##### SOURCE EXTRACT

You are viewing a plain text version of this content. The canonical link for it is here.
Posted to solr-user@lucene.apache.org by Claudio Martella <cl...@tis.bz.it> on 2009/10/01 13:21:47 UTC

Query filters/analyzers

Hello list.

So, i setup my schema.xml with the different chains of analyzers and
filters for each field (i.e. i created types text-en, text-de, text-it). 
As i have to index documents in different languages, this is good. 
But what defines the analyzers and filters for the query? 

Let's suppose i have my web-app with my input form where you
fill in the query. I detect the language so i can query the field
content-en or content-it or content-de according to the detection.
But how is the query going to be analyzed? Of course i want the query to
be analyzed accordingly to the field i'm going to search in.
Where is this defined?

TIA

Claudio

-- 
Claudio Martella
Digital Technologies
Unit Research & Development - Engineer

TIS innovation park
Via Siemens 19 | Siemensstr. 19
39100 Bolzano | 39100 Bozen
Tel. +39 0471 068 123
Fax  +39 0471 068 129
claudio.martella@tis.bz.it http://www.tis.bz.it

Short information regarding use of personal data. According to Section 13 of Italian Legislative Decree no. 196 of 30 June 2003, we inform you that we process your personal data in order to fulfil contractual and fiscal obligations and also to send you information regarding our services and events. Your personal data are processed with and without electronic means and by respecting data subjects' rights, fundamental freedoms and dignity, particularly with regard to confidentiality, personal identity and the right to personal data protection. At any time and without formalities you can write an e-mail to privacy@tis.bz.it in order to object the processing of your personal data for the purpose of sending advertising materials and also to exercise the right to access personal data and other rights referred to in Section 7 of Decree 196/2003. The data controller is TIS Techno Innovation Alto Adige, Siemens Street n. 19, Bolzano. You can find the complete information on the web site www.tis.bz.it.



Re: Query filters/analyzers

Posted by Claudio Martella <cl...@tis.bz.it>.
Thanks, that's exactly the kind of answer I was looking for.


Chantal Ackermann wrote:
> Hi Claudio,
>
> in schema.xml, the <analyzer> element accepts the attribute type.

##########
##### DATA RECORDS

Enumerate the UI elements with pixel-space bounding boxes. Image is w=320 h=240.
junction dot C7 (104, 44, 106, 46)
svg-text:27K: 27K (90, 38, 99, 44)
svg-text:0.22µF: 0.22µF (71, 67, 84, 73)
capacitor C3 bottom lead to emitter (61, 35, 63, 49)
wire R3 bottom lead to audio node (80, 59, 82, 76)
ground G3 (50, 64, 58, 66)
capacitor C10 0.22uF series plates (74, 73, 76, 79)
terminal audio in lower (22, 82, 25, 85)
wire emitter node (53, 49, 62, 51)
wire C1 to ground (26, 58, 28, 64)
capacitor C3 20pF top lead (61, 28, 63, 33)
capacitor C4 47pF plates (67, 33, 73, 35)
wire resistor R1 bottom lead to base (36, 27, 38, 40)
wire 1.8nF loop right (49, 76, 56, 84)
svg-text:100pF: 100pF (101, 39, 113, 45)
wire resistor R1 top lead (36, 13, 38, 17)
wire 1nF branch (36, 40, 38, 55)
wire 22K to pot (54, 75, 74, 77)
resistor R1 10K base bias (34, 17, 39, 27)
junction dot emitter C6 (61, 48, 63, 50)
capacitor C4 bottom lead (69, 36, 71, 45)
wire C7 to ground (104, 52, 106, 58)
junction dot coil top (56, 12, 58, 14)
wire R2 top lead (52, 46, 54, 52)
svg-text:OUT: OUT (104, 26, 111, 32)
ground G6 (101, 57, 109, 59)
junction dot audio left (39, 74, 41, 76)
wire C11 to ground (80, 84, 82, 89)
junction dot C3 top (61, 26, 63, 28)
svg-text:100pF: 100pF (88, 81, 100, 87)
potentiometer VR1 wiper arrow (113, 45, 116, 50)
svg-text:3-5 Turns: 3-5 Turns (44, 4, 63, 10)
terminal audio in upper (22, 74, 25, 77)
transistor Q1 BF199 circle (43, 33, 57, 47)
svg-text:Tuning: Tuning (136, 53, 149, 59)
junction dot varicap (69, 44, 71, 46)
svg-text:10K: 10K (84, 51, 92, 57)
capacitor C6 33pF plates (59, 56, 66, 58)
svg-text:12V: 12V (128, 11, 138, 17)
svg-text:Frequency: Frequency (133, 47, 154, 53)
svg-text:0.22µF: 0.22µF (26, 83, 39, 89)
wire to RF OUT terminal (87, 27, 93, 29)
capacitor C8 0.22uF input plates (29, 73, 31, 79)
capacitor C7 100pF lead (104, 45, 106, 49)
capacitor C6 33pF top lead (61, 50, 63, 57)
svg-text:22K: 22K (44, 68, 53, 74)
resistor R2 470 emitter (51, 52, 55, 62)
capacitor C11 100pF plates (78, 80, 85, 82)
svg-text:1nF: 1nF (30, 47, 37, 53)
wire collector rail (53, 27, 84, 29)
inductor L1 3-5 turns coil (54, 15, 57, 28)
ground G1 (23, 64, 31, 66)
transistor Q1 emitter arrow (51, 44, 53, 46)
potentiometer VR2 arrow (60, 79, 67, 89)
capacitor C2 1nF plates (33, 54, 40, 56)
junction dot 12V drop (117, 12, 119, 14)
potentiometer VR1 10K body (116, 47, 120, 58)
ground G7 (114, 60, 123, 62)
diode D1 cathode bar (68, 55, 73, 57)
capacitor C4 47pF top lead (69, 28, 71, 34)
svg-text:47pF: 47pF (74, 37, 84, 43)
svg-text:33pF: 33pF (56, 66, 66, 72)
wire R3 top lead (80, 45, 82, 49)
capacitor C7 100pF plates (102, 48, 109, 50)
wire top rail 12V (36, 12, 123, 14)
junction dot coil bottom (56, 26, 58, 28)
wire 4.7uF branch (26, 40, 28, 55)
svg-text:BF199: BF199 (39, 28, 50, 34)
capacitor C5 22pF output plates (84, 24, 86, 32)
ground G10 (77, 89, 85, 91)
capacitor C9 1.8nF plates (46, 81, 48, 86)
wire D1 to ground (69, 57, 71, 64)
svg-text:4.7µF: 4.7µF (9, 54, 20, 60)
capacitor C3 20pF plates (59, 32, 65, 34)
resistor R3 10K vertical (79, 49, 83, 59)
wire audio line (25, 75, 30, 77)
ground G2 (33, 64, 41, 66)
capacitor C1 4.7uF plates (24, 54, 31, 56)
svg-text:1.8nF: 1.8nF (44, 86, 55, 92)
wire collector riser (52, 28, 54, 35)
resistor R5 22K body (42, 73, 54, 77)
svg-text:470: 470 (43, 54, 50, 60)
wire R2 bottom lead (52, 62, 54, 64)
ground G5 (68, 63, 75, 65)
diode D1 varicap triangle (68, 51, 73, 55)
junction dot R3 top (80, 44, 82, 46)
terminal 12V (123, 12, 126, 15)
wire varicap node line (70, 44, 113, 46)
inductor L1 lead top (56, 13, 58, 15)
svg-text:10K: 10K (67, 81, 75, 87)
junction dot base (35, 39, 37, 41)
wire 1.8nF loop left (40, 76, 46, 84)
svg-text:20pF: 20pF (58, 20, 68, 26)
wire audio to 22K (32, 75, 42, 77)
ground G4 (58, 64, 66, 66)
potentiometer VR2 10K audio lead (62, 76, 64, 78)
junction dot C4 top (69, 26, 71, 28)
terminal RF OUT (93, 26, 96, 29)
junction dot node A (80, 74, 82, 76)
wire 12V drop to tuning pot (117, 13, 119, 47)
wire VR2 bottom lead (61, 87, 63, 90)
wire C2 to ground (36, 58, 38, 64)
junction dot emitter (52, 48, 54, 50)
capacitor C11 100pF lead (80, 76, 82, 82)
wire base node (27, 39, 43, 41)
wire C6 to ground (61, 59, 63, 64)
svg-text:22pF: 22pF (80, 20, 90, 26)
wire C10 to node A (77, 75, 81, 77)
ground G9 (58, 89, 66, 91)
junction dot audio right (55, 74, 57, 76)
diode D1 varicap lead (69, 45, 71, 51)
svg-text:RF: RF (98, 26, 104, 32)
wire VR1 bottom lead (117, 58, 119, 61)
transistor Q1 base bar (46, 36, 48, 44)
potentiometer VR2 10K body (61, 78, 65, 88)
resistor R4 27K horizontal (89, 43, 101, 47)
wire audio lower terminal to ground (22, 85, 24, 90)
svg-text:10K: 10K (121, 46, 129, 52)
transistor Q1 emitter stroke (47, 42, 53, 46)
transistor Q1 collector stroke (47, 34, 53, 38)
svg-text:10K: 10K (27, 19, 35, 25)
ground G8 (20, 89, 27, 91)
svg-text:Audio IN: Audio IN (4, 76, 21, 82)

##########

YOUR INSTRUCTIONS:
Reproduce word for word the part of the Solr query-analyzer thread above that begins at the words "But how is the" and stops after "is this defined?".

RIGHT ANSWER:
But how is the query going to be analyzed? Of course i want the query to
be analyzed accordingly to the field i'm going to search in.
Where is this defined?